Raw records:
=-=-=-=-=
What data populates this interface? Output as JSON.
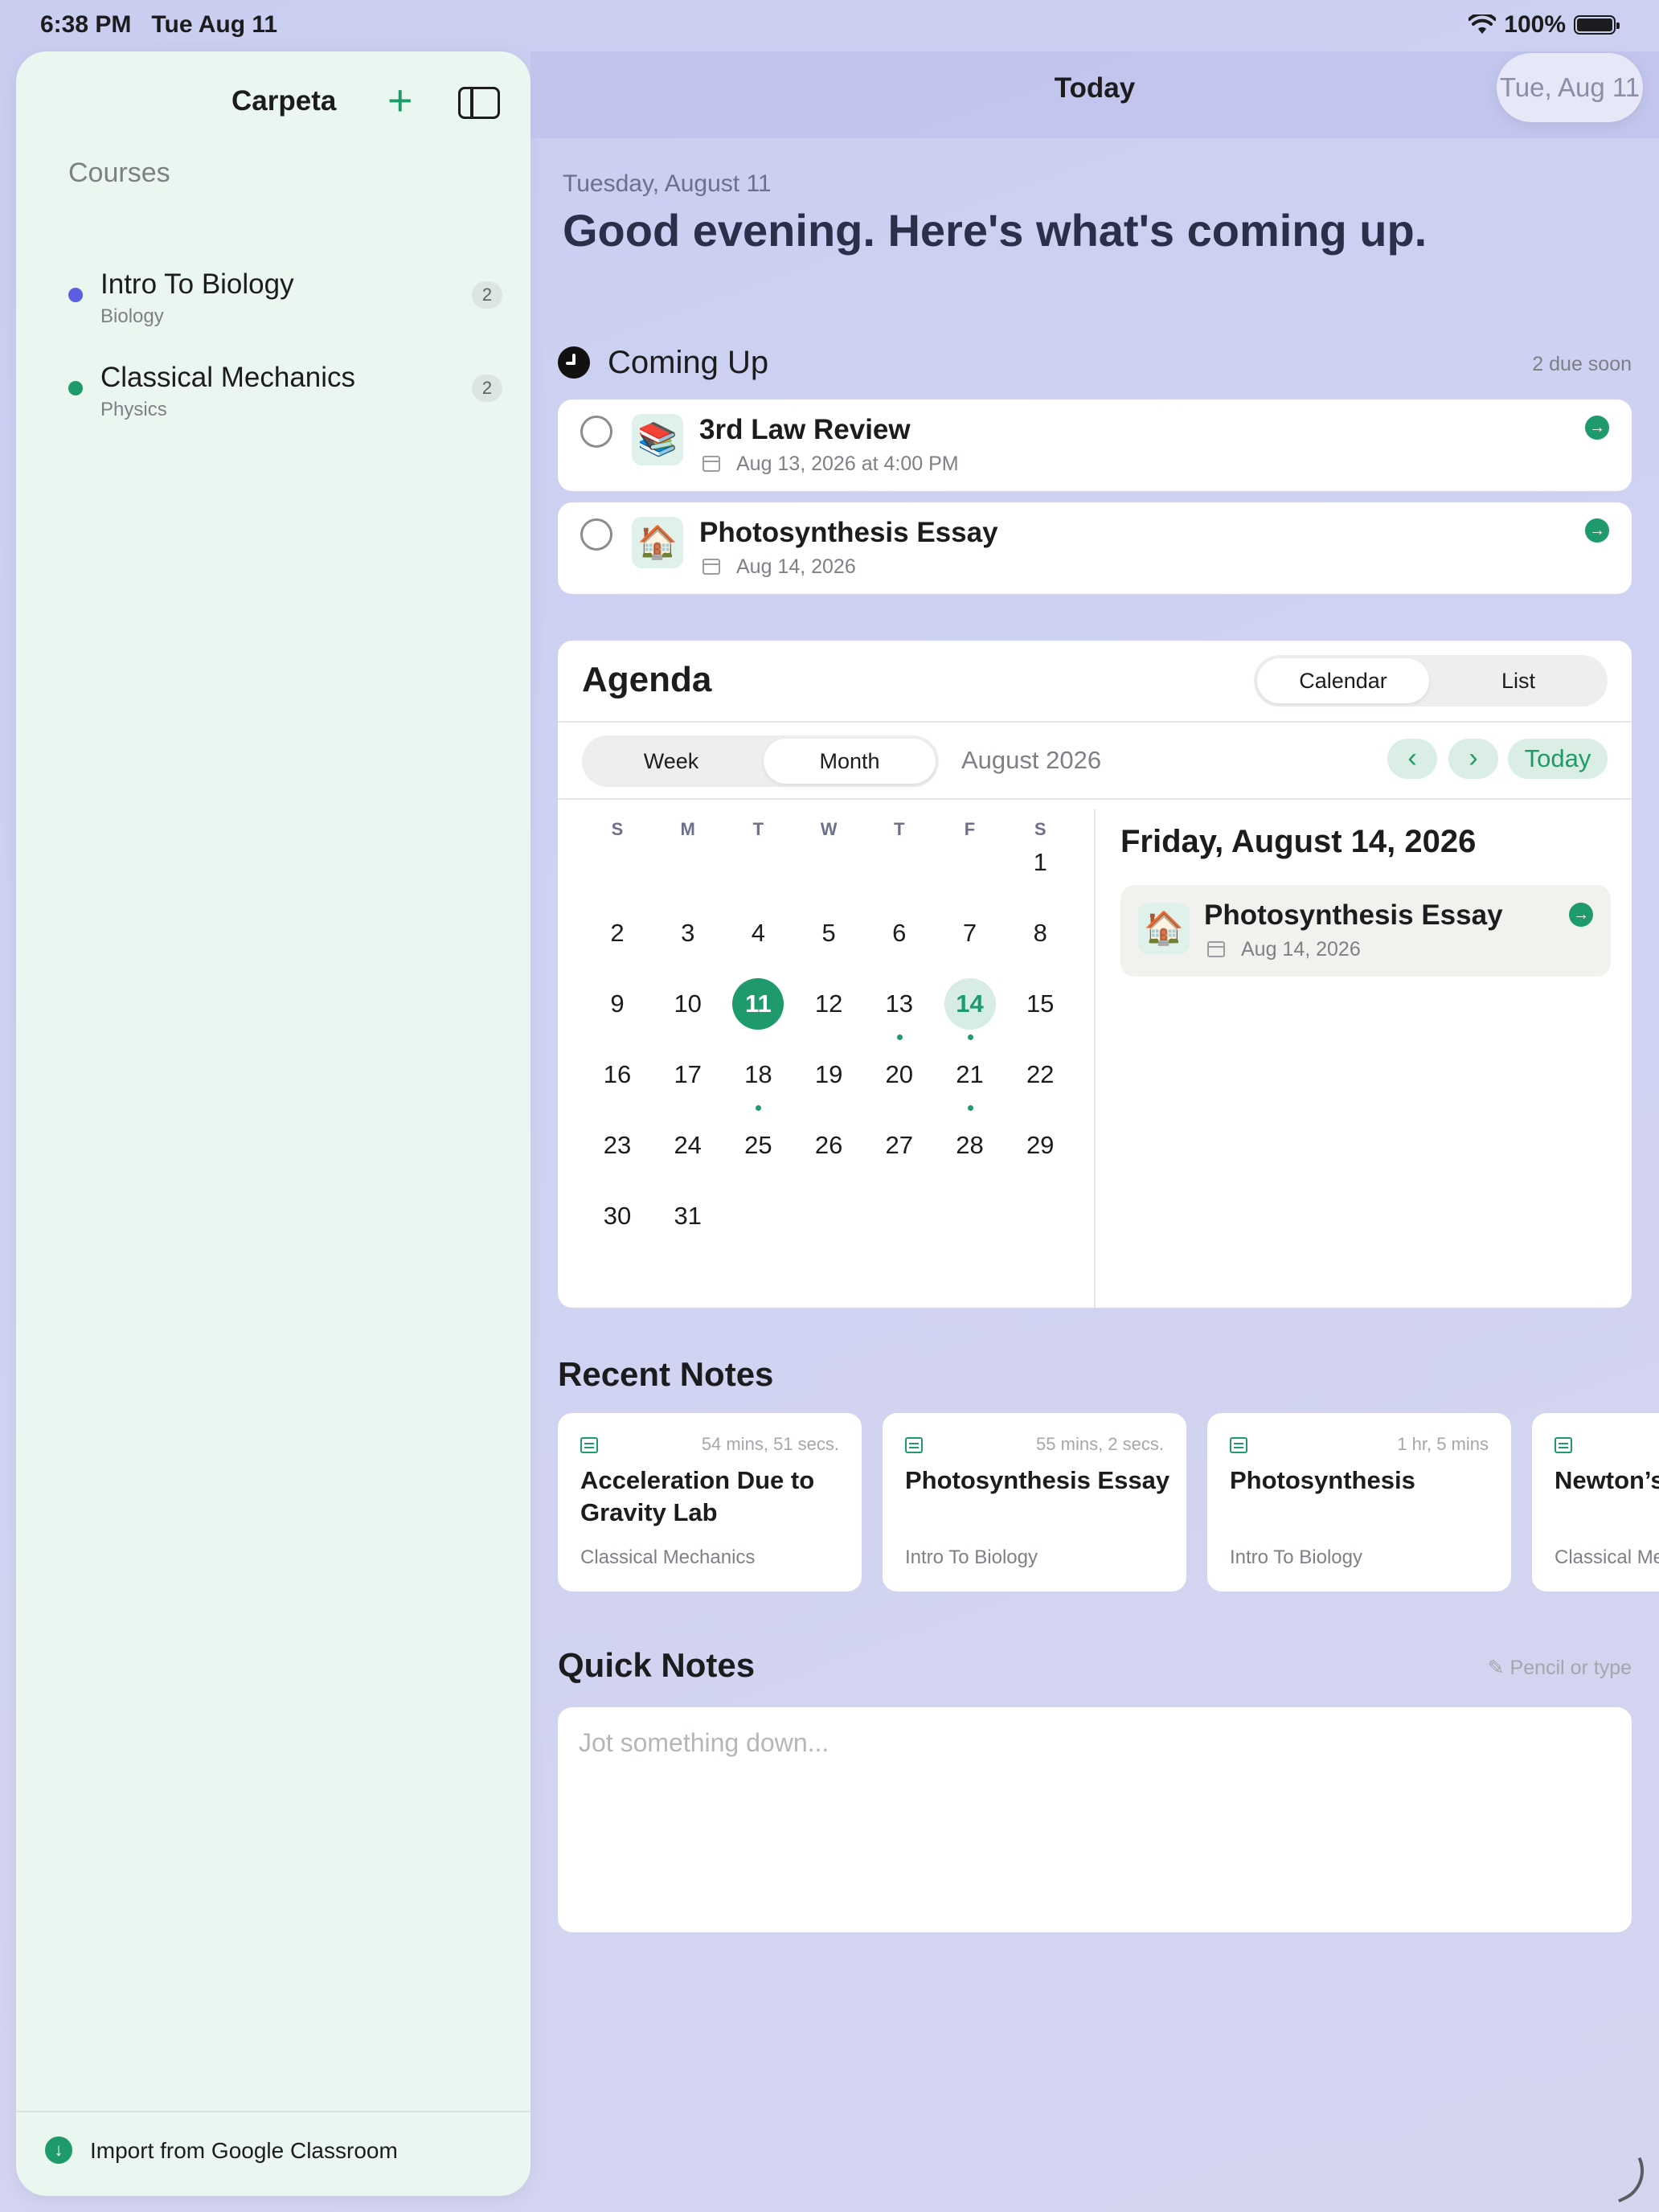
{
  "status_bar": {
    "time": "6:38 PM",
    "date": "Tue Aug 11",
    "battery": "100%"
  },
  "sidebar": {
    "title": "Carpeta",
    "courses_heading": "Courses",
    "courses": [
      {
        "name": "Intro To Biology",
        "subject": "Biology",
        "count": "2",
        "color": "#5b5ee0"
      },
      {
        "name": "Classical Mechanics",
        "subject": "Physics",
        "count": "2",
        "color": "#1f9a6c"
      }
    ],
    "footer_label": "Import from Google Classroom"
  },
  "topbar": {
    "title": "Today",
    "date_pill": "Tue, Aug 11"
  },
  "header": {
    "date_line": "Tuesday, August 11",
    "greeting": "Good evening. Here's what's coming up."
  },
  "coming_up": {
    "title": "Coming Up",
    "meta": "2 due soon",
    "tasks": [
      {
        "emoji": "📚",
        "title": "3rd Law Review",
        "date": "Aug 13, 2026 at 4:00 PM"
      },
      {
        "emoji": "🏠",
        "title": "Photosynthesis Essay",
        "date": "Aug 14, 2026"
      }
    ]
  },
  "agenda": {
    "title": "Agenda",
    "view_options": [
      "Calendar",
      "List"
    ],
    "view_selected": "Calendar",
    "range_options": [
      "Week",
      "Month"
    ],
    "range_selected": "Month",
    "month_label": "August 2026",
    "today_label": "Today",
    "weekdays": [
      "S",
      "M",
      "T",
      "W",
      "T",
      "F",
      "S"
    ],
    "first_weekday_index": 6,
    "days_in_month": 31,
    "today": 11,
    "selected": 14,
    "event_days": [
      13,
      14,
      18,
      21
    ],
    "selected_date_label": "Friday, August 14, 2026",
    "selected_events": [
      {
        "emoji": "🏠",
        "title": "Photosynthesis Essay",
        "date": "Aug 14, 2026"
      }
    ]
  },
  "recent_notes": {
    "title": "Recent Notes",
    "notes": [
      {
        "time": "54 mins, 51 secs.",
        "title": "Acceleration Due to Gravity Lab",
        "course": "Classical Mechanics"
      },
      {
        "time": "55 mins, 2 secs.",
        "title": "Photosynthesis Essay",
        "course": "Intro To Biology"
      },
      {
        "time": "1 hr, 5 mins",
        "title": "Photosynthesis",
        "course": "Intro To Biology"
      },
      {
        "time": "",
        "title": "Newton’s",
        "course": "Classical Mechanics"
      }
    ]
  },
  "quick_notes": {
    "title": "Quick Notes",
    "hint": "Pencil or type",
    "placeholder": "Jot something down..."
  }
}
=-=-=-=-=
## STATED EXERCISE
Transcribe all of the records above character for character. Exclude the pictures.

## REPLY TO THE TASK
What data populates this interface? Output as JSON.
{
  "status_bar": {
    "time": "6:38 PM",
    "date": "Tue Aug 11",
    "battery": "100%"
  },
  "sidebar": {
    "title": "Carpeta",
    "courses_heading": "Courses",
    "courses": [
      {
        "name": "Intro To Biology",
        "subject": "Biology",
        "count": "2",
        "color": "#5b5ee0"
      },
      {
        "name": "Classical Mechanics",
        "subject": "Physics",
        "count": "2",
        "color": "#1f9a6c"
      }
    ],
    "footer_label": "Import from Google Classroom"
  },
  "topbar": {
    "title": "Today",
    "date_pill": "Tue, Aug 11"
  },
  "header": {
    "date_line": "Tuesday, August 11",
    "greeting": "Good evening. Here's what's coming up."
  },
  "coming_up": {
    "title": "Coming Up",
    "meta": "2 due soon",
    "tasks": [
      {
        "emoji": "📚",
        "title": "3rd Law Review",
        "date": "Aug 13, 2026 at 4:00 PM"
      },
      {
        "emoji": "🏠",
        "title": "Photosynthesis Essay",
        "date": "Aug 14, 2026"
      }
    ]
  },
  "agenda": {
    "title": "Agenda",
    "view_options": [
      "Calendar",
      "List"
    ],
    "view_selected": "Calendar",
    "range_options": [
      "Week",
      "Month"
    ],
    "range_selected": "Month",
    "month_label": "August 2026",
    "today_label": "Today",
    "weekdays": [
      "S",
      "M",
      "T",
      "W",
      "T",
      "F",
      "S"
    ],
    "first_weekday_index": 6,
    "days_in_month": 31,
    "today": 11,
    "selected": 14,
    "event_days": [
      13,
      14,
      18,
      21
    ],
    "selected_date_label": "Friday, August 14, 2026",
    "selected_events": [
      {
        "emoji": "🏠",
        "title": "Photosynthesis Essay",
        "date": "Aug 14, 2026"
      }
    ]
  },
  "recent_notes": {
    "title": "Recent Notes",
    "notes": [
      {
        "time": "54 mins, 51 secs.",
        "title": "Acceleration Due to Gravity Lab",
        "course": "Classical Mechanics"
      },
      {
        "time": "55 mins, 2 secs.",
        "title": "Photosynthesis Essay",
        "course": "Intro To Biology"
      },
      {
        "time": "1 hr, 5 mins",
        "title": "Photosynthesis",
        "course": "Intro To Biology"
      },
      {
        "time": "",
        "title": "Newton’s",
        "course": "Classical Mechanics"
      }
    ]
  },
  "quick_notes": {
    "title": "Quick Notes",
    "hint": "Pencil or type",
    "placeholder": "Jot something down..."
  }
}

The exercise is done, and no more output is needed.